[Dataset listings of figures]
= = = =
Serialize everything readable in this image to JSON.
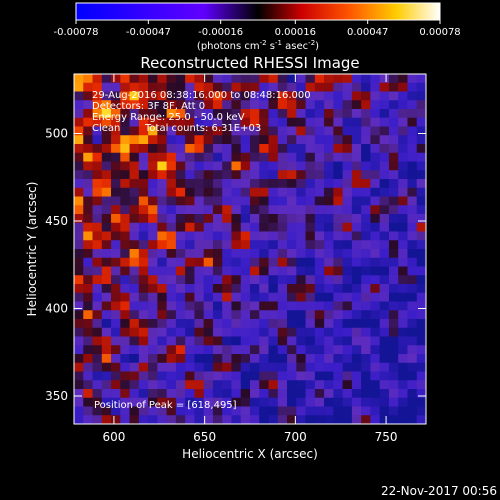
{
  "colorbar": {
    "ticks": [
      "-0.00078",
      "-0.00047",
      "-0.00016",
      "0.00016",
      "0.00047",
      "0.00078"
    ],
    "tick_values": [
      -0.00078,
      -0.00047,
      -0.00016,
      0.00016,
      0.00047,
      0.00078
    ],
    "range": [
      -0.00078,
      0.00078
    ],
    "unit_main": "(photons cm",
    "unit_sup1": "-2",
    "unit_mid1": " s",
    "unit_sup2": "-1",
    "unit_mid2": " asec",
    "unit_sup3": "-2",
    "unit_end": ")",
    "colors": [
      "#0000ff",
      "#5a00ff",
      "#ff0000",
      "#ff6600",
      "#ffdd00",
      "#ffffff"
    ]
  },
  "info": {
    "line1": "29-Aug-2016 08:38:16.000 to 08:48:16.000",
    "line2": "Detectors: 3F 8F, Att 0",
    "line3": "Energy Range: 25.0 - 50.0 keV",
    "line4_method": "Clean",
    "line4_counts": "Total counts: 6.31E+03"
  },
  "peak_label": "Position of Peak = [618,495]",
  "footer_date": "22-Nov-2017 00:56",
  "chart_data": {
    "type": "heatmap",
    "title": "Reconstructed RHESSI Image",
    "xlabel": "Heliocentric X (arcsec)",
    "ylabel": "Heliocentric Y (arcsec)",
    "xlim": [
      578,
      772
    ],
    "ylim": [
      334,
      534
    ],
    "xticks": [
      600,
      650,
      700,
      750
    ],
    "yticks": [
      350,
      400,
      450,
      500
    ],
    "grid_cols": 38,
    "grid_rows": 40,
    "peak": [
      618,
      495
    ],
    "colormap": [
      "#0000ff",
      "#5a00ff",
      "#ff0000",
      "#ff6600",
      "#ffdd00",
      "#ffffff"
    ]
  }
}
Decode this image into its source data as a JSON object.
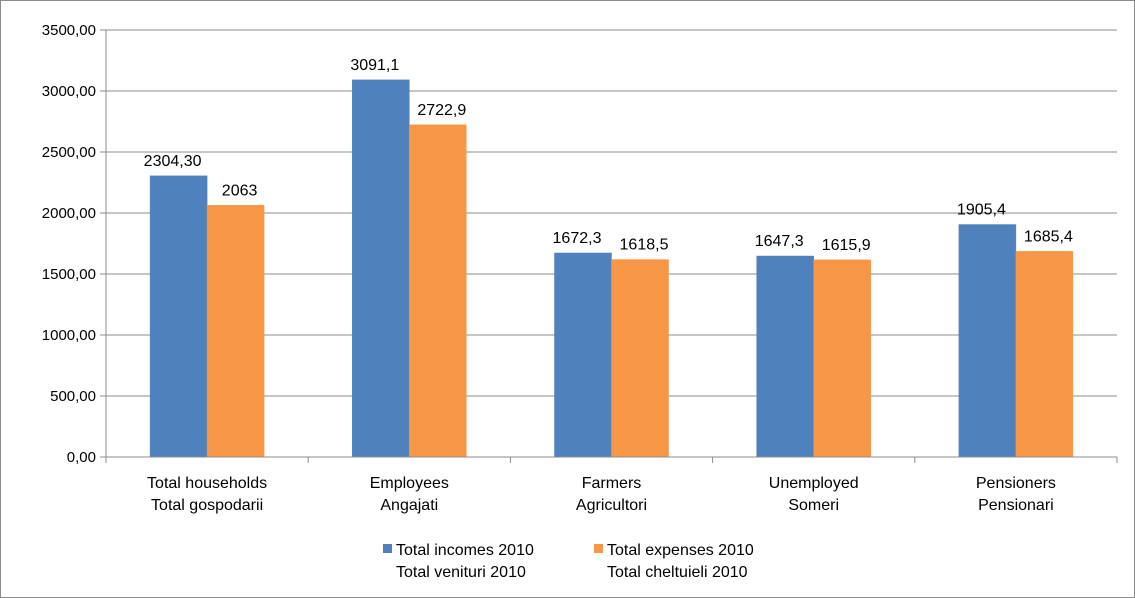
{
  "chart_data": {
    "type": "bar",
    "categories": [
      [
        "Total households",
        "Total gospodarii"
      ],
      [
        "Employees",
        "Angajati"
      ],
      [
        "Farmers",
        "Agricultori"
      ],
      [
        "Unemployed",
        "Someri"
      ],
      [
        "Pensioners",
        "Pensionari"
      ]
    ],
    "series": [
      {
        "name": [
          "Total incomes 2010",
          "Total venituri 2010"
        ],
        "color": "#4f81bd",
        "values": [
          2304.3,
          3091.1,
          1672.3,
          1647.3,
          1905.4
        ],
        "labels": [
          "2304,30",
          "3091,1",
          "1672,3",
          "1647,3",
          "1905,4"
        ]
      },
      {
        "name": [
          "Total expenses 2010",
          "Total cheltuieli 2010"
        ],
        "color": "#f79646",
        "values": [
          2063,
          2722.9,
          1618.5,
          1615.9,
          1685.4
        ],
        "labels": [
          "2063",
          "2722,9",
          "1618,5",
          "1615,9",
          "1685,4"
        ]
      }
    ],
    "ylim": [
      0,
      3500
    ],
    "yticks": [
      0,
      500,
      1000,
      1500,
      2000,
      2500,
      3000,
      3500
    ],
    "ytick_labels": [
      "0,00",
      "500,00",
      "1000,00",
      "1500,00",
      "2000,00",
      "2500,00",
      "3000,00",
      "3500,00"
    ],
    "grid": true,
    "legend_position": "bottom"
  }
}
= = = =
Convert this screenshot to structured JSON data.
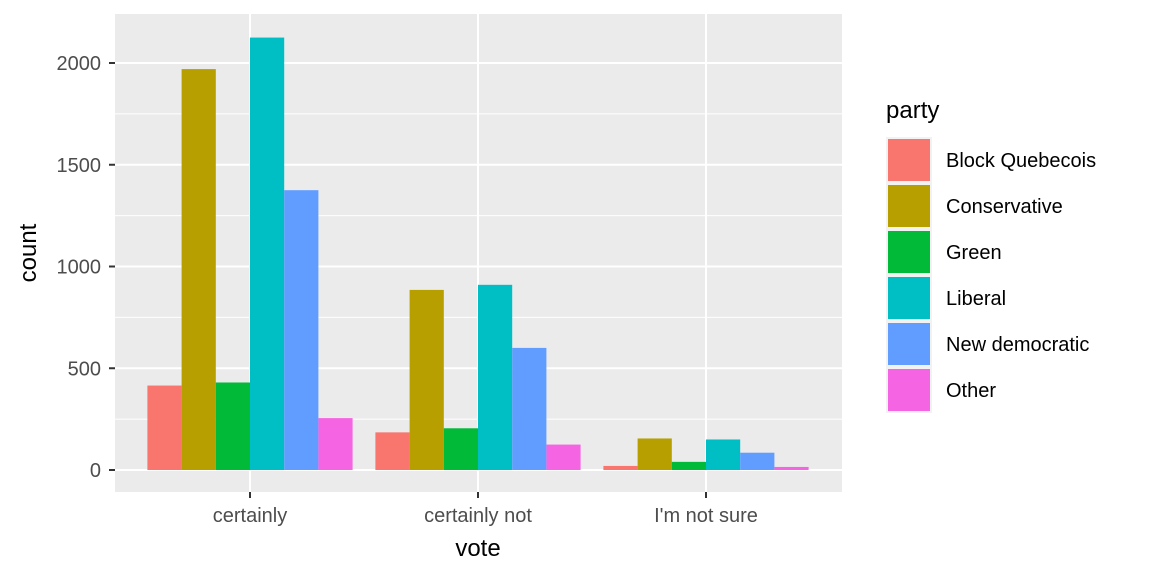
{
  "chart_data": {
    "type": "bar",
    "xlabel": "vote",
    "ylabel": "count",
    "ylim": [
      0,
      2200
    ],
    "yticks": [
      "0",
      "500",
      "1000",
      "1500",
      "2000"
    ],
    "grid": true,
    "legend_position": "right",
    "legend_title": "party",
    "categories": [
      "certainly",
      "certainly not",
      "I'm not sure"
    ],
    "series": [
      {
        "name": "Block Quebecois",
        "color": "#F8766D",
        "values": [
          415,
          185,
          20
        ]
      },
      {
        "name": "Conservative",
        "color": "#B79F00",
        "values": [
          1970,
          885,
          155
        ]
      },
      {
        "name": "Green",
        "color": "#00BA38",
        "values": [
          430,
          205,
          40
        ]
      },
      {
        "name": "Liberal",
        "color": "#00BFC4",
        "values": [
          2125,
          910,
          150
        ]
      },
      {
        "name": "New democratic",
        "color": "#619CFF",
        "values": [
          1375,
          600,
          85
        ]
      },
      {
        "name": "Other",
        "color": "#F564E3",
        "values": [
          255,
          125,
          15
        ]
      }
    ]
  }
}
= = = =
YOUR OBJECTIVE:
Search the entries for the word "name", then list each line that holds it.

FINISHED EXERCISE:
        "name": [
        "name": [
        "name": "Block Quebecois",
        "name": "Conservative",
        "name": "Green",
        "name": "Liberal",
        "name": "New democratic",
        "name": "Other",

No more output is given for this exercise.